**What to do**
Below are records; work out how many of their lines hold the string "retenciones" and give that number alone.
------ Dataset excerpts ------
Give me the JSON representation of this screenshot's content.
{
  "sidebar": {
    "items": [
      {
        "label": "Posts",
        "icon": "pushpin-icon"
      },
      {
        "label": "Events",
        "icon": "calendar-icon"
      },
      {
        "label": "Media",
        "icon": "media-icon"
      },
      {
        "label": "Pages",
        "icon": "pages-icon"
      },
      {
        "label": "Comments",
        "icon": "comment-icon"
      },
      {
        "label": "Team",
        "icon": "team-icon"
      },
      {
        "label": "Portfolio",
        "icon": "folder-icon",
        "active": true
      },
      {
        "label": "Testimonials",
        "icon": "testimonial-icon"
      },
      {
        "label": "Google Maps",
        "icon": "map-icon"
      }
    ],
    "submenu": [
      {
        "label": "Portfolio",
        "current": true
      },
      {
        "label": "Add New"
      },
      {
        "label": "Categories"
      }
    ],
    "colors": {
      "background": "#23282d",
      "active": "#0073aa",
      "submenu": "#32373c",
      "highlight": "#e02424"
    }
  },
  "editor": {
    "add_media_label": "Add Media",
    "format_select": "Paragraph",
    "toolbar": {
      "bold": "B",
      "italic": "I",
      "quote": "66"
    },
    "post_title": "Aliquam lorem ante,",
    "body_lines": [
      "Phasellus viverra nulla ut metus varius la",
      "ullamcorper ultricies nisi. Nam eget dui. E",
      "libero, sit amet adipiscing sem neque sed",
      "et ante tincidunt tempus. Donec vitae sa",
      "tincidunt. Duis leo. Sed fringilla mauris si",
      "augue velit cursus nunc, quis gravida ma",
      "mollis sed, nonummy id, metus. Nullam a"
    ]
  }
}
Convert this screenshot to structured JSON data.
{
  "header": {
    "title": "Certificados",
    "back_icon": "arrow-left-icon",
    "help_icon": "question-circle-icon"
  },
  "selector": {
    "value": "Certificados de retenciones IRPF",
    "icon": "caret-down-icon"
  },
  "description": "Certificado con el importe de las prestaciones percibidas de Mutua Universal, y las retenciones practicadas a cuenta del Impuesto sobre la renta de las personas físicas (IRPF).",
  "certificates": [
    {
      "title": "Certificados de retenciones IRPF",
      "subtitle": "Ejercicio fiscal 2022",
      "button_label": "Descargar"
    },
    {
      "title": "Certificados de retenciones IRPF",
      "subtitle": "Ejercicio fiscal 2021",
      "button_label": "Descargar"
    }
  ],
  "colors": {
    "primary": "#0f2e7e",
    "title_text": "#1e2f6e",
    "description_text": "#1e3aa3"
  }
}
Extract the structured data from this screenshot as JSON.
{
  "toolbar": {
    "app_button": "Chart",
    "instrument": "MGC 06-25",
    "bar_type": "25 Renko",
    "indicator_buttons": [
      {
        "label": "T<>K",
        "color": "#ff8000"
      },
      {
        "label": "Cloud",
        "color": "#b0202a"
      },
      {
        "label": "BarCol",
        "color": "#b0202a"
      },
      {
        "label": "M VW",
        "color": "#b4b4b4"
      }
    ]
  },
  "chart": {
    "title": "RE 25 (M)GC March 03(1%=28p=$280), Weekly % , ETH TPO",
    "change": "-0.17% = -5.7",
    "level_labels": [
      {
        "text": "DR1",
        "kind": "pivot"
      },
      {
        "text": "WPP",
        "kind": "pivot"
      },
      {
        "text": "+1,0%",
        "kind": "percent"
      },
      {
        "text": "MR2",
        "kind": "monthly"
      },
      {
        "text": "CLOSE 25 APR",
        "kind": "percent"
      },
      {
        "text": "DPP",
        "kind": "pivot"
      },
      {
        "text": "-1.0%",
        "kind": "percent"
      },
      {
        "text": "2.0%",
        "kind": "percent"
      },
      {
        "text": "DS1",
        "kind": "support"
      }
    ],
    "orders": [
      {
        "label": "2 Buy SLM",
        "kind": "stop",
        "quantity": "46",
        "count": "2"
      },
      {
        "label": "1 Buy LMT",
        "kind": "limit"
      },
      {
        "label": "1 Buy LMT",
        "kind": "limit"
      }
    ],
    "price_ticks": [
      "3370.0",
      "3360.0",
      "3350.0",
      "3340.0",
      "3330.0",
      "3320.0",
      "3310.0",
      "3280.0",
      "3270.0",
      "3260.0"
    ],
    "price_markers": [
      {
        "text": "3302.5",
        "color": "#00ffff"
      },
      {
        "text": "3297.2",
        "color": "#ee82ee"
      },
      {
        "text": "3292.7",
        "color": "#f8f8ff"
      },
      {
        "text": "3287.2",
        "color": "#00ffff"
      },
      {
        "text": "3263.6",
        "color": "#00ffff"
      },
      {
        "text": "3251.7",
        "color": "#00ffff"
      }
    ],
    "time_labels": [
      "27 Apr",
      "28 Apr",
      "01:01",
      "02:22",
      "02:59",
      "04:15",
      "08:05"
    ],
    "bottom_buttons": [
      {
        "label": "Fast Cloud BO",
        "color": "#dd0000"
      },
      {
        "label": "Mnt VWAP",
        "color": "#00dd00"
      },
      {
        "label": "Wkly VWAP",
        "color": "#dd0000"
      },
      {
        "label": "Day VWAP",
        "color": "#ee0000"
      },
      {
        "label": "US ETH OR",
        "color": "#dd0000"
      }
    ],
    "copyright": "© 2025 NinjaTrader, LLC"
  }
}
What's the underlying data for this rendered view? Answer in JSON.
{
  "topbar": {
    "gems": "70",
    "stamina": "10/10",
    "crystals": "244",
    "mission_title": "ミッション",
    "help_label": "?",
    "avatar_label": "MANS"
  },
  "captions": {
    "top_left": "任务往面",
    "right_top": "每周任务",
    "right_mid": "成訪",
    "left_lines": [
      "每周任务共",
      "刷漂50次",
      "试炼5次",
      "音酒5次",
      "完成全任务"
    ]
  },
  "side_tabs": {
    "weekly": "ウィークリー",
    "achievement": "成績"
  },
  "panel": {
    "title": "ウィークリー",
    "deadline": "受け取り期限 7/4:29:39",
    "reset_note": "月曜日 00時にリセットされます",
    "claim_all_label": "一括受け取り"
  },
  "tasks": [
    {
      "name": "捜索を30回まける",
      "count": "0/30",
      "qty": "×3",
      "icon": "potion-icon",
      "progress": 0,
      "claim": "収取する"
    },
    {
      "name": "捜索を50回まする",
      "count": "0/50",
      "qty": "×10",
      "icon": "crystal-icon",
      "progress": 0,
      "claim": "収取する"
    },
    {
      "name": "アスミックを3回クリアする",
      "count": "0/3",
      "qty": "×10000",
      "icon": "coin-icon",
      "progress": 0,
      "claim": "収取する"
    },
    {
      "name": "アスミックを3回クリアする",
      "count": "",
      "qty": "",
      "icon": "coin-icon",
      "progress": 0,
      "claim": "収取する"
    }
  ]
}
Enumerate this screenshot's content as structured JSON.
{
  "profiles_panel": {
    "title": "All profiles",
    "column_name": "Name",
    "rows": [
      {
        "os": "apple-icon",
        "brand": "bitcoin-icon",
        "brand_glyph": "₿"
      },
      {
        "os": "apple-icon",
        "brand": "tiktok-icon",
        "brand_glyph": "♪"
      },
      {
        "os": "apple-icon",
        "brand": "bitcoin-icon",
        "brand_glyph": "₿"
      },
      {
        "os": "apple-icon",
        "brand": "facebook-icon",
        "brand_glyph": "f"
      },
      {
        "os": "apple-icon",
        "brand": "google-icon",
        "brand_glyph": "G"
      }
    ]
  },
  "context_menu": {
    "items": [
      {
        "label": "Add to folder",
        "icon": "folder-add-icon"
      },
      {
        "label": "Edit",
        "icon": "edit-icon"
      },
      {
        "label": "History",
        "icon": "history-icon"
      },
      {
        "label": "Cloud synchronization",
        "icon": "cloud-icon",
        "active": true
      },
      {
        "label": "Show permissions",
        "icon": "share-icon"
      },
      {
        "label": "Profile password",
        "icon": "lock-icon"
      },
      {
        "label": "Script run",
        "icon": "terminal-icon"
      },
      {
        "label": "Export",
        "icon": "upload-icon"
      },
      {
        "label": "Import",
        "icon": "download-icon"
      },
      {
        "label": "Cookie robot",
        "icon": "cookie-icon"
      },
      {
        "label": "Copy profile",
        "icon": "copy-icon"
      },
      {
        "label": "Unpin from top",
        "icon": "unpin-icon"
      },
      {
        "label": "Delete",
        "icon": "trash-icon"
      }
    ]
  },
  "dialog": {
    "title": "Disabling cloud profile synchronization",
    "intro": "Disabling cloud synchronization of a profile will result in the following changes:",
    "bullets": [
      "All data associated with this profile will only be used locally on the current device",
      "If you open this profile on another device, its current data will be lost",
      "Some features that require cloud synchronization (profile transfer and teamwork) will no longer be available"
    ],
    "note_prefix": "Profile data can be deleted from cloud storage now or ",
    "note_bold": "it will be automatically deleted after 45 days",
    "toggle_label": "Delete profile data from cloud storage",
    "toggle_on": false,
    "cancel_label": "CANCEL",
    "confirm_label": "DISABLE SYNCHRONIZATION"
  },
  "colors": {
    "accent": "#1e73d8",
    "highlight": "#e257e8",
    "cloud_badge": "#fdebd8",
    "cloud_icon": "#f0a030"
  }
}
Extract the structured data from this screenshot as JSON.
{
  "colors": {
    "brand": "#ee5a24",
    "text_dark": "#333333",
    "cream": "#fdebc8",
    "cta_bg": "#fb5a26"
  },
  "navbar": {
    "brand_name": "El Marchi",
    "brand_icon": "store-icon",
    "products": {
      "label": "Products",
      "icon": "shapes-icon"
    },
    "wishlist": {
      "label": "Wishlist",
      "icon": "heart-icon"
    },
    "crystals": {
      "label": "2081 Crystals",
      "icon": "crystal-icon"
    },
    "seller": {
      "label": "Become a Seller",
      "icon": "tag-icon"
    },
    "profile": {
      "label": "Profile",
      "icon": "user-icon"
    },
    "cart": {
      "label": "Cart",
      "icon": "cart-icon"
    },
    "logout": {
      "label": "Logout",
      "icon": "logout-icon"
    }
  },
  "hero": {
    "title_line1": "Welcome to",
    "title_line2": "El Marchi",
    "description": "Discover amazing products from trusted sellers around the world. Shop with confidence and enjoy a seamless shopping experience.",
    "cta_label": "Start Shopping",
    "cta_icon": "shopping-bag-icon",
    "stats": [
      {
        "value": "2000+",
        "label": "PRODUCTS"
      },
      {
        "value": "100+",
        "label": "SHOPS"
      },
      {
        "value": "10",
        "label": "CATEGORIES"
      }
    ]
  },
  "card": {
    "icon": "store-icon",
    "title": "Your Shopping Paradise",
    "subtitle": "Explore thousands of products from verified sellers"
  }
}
------
**Exercise answer**
4